* **SET TASK**
Below is a listing. Gather each line of it that contains "this".

* **RECORDS TO PROCESS**
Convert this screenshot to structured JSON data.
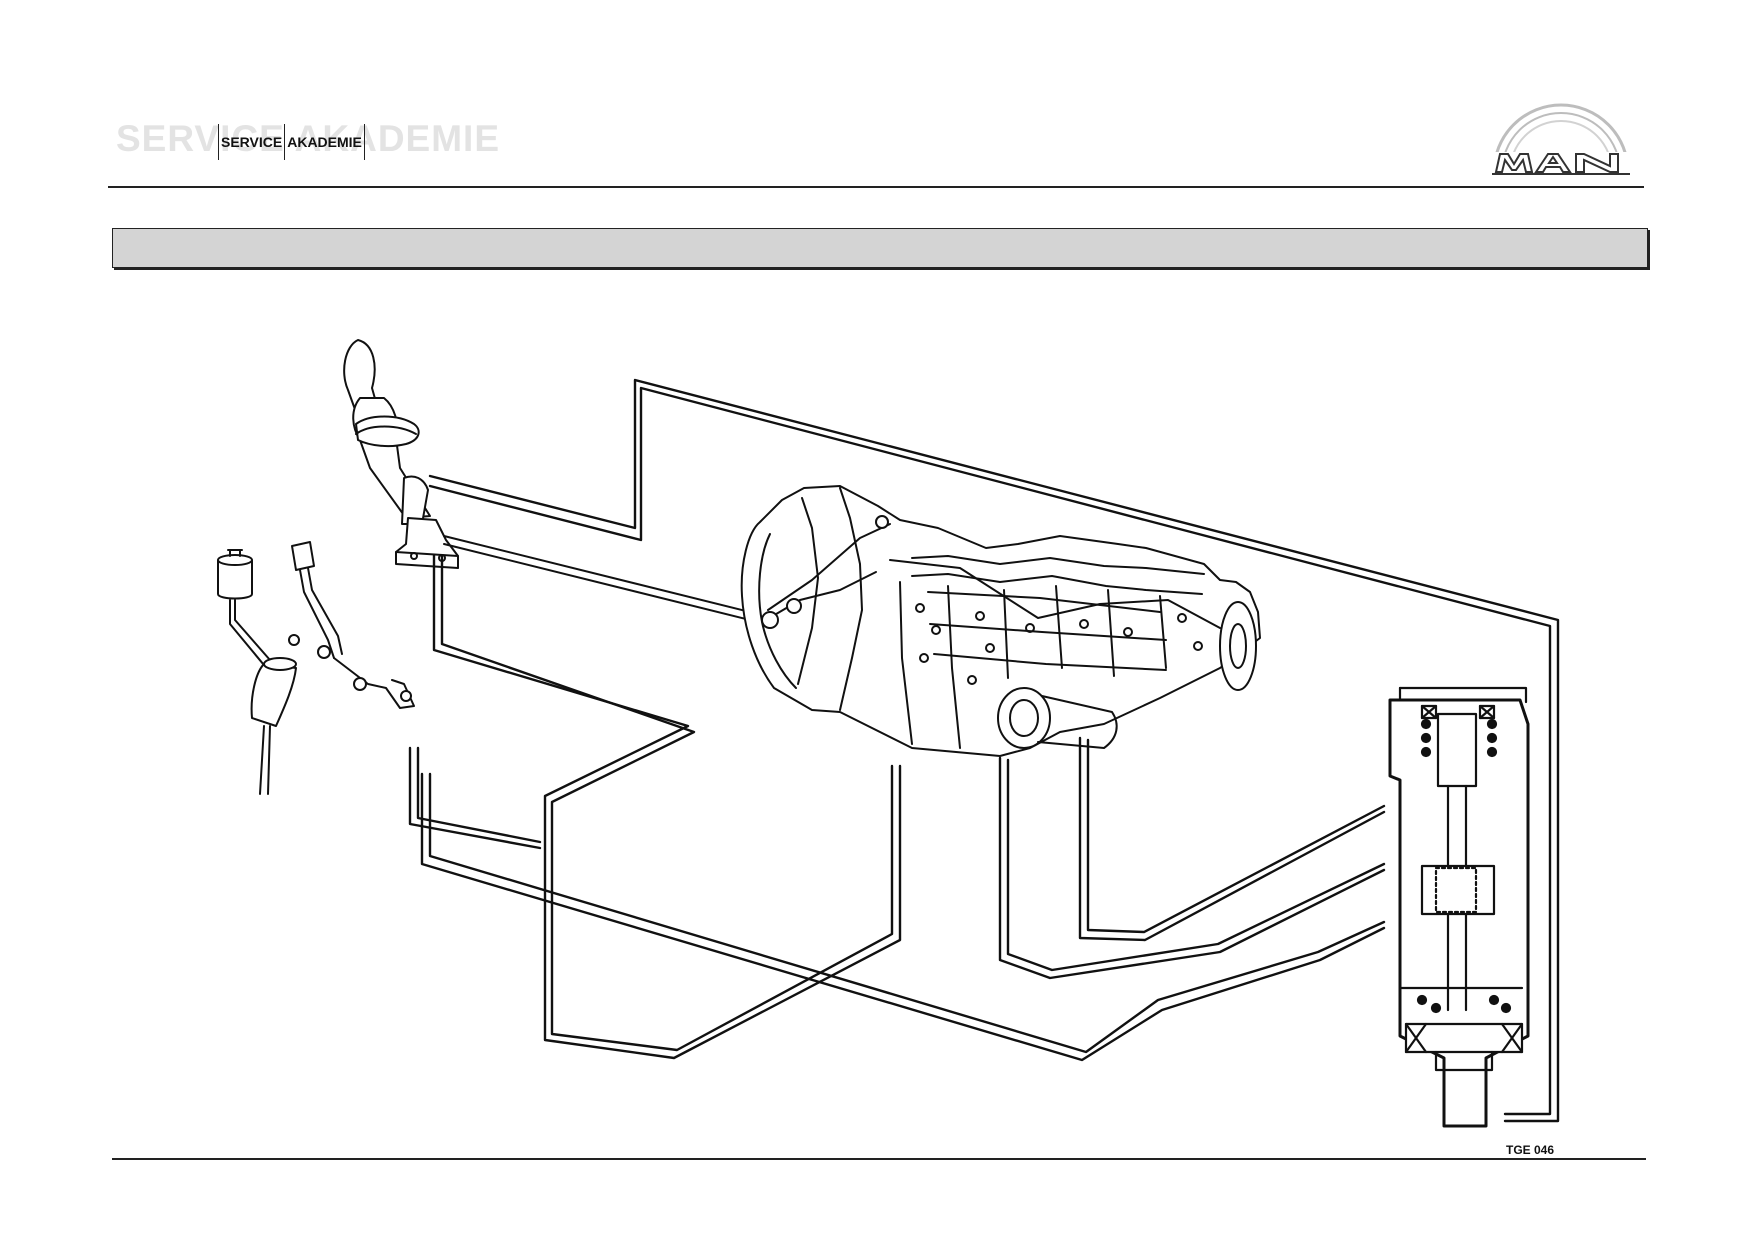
{
  "header": {
    "ghost_text": "SERVICE AKADEMIE",
    "service_label": "SERVICE",
    "akademie_label": "AKADEMIE",
    "logo_text": "MAN",
    "logo_icon": "man-logo-icon"
  },
  "title_bar": {
    "title": ""
  },
  "figure": {
    "code": "TGE 046",
    "components": [
      "gear-lever",
      "shift-rod",
      "gearbox",
      "clutch-pedal",
      "fluid-reservoir",
      "master-cylinder",
      "clutch-servo-valve",
      "air-lines"
    ]
  }
}
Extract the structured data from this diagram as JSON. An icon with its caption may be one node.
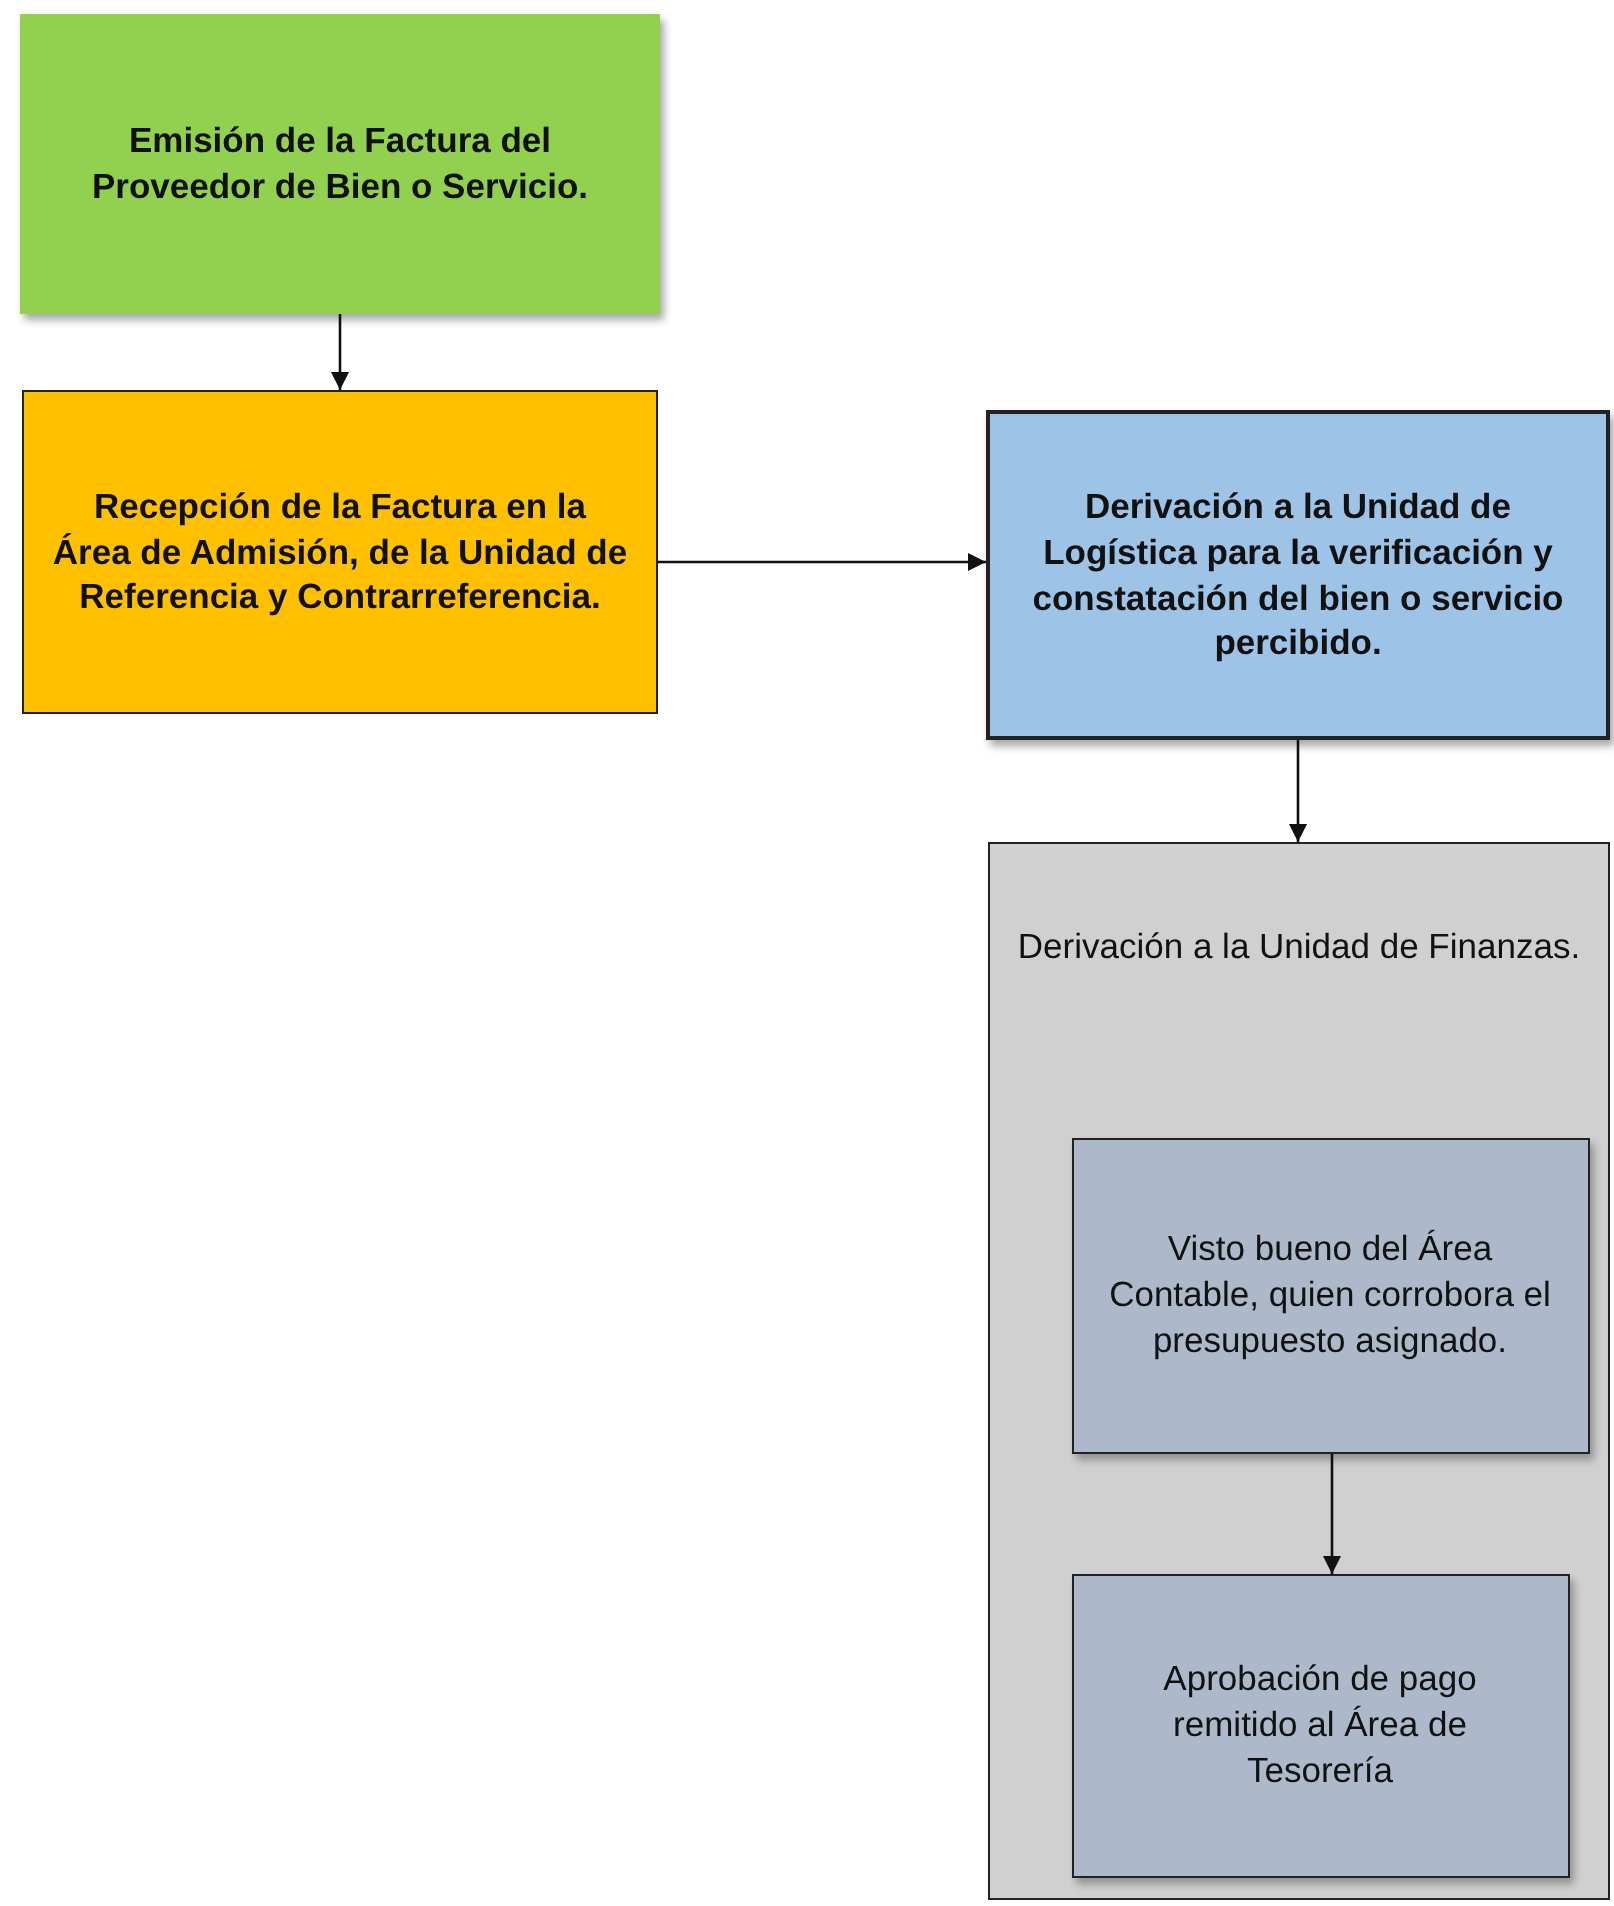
{
  "diagram": {
    "nodes": [
      {
        "text": [
          "Emisión de la Factura del Proveedor de Bien o Servicio."
        ]
      },
      {
        "text": [
          "Recepción de la Factura en la Área de Admisión, de la Unidad de Referencia y Contrarreferencia."
        ]
      },
      {
        "text": [
          "Derivación a la Unidad de Logística para la verificación y constatación del bien o servicio percibido."
        ]
      },
      {
        "text": [
          "Derivación a la Unidad de Finanzas."
        ]
      },
      {
        "text": [
          "Visto bueno del Área Contable, quien corrobora el presupuesto asignado."
        ],
        "in": 3
      },
      {
        "text": [
          "Aprobación de pago remitido al Área de Tesorería"
        ],
        "in": 3
      }
    ],
    "edges": [
      {
        "from": 0,
        "to": 1,
        "arrow": "to"
      },
      {
        "from": 1,
        "to": 2,
        "arrow": "to"
      },
      {
        "from": 2,
        "to": 3,
        "arrow": "to"
      },
      {
        "from": 4,
        "to": 5,
        "arrow": "to"
      }
    ]
  }
}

* **RIGHT ANSWER**
Convert this screenshot to structured JSON data.
Extract the structured data from this diagram as JSON. An icon with its caption may be one node.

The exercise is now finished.